> **TASK DIRECTIONS**: Figure out how many lines of the material below contain the word "text". Answer with the number only.

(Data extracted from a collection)
========================

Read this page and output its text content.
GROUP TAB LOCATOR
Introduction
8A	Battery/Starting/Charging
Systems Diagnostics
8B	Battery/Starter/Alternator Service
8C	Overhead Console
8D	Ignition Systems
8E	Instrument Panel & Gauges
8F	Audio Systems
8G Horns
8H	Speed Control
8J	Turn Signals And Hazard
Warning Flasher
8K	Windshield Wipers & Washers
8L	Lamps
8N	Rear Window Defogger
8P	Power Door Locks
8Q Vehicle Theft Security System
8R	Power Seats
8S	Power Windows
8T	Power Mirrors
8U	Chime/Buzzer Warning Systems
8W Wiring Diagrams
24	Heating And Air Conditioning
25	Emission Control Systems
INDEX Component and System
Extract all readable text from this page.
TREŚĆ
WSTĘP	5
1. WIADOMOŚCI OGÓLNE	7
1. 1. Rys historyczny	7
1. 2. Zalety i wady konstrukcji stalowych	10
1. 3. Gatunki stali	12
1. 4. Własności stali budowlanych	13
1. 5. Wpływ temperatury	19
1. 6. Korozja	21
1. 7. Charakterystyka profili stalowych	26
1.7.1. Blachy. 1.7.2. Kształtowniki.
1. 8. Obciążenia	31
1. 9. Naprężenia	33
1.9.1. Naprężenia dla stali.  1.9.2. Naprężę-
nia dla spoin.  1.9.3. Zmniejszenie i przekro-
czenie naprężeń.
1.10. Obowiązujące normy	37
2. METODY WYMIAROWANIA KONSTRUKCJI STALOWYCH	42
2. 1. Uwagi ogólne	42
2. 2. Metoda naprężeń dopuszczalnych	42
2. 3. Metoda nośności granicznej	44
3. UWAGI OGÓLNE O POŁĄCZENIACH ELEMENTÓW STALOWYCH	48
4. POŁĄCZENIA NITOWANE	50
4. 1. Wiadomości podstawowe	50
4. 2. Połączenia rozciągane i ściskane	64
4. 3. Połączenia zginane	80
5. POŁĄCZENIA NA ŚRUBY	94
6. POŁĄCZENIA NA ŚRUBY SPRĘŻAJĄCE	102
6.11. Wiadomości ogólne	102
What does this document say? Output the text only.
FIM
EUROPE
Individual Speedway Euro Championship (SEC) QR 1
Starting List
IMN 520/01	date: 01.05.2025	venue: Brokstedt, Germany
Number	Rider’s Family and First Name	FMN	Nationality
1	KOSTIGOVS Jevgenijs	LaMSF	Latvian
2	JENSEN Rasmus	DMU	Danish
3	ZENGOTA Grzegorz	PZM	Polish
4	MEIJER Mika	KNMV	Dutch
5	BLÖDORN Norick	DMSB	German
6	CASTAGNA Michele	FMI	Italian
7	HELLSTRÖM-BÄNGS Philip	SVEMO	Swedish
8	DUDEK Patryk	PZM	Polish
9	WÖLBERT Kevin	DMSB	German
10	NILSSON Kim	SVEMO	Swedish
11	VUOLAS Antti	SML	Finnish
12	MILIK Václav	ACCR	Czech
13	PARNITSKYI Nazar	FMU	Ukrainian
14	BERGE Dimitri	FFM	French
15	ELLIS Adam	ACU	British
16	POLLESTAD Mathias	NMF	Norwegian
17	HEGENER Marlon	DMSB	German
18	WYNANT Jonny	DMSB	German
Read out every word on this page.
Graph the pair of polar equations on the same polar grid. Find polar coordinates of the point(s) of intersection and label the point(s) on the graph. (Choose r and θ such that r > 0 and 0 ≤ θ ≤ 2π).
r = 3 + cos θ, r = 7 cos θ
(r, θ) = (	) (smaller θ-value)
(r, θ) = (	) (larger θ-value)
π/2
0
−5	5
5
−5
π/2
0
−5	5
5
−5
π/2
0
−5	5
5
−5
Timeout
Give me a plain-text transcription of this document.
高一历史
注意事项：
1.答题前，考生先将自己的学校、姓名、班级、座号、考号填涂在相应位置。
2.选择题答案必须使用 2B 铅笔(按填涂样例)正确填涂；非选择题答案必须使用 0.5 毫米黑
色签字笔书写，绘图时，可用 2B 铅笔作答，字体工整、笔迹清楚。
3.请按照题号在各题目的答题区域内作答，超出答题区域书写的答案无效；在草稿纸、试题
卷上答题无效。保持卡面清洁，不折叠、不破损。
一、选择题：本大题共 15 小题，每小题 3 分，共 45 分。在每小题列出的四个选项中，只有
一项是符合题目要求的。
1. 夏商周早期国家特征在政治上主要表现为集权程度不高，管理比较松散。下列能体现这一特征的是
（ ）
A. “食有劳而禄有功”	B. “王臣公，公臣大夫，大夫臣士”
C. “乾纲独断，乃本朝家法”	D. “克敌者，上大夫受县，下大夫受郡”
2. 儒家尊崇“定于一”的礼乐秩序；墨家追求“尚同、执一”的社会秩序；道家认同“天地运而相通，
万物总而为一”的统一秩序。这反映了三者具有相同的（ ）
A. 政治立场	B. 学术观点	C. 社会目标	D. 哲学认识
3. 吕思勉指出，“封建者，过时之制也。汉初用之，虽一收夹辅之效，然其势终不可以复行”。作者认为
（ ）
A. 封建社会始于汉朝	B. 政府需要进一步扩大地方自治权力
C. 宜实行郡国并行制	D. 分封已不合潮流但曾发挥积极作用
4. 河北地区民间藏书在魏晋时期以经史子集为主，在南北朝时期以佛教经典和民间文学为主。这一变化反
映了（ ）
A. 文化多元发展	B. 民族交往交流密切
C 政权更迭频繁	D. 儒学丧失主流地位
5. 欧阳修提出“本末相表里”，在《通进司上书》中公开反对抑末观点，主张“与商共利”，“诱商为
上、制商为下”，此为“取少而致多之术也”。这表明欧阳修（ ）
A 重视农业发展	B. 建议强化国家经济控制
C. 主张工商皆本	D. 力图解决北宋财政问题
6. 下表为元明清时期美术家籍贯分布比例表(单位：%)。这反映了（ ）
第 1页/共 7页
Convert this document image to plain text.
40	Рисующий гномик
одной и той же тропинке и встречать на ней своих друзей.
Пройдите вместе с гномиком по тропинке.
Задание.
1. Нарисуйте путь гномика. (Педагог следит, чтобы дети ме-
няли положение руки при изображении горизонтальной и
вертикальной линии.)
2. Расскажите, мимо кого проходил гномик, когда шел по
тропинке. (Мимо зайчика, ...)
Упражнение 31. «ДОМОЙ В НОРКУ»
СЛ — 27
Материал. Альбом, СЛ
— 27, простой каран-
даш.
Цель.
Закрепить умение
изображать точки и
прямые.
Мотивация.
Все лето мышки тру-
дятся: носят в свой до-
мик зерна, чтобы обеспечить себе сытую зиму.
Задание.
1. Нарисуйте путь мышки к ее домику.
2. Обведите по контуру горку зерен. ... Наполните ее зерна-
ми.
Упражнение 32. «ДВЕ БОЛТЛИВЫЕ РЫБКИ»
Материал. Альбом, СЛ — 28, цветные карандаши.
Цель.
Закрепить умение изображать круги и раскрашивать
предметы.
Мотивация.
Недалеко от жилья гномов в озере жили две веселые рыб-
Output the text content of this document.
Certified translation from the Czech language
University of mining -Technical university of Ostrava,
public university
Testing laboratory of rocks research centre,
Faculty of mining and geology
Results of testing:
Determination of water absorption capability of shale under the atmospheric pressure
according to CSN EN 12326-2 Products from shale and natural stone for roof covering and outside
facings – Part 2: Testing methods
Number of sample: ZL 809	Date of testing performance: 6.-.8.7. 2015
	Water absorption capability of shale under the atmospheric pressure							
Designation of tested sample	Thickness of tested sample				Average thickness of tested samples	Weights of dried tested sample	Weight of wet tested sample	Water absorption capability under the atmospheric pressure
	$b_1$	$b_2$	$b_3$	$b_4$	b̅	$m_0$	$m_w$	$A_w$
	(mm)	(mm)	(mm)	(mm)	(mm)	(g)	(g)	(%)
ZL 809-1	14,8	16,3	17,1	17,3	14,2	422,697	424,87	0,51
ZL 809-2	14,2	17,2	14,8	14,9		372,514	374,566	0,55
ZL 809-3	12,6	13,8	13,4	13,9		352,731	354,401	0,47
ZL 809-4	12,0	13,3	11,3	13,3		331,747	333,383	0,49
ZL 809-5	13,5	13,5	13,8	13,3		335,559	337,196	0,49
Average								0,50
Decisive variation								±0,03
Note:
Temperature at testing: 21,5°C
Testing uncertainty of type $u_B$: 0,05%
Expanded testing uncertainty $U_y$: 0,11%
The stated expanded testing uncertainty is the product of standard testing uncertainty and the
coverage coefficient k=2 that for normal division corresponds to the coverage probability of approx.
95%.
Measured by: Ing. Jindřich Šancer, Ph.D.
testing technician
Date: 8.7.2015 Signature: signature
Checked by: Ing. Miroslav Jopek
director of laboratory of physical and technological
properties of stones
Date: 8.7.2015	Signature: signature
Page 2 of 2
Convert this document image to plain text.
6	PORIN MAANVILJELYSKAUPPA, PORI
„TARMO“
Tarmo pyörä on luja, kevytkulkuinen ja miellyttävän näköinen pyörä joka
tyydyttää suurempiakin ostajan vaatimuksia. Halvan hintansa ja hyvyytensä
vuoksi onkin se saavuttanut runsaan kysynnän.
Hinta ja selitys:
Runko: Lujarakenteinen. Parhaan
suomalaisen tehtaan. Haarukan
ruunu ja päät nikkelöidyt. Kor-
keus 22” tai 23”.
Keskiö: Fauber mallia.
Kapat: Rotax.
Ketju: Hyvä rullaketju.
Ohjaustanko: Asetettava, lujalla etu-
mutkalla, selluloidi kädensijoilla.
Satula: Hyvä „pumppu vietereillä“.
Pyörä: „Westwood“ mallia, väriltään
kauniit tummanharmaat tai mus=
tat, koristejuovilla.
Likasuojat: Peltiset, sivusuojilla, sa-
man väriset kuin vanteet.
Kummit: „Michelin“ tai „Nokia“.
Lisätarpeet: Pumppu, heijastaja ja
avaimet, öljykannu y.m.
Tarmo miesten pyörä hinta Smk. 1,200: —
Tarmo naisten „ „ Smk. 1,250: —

========================

> **OUTPUT FOR THIS EXERCISE**: 7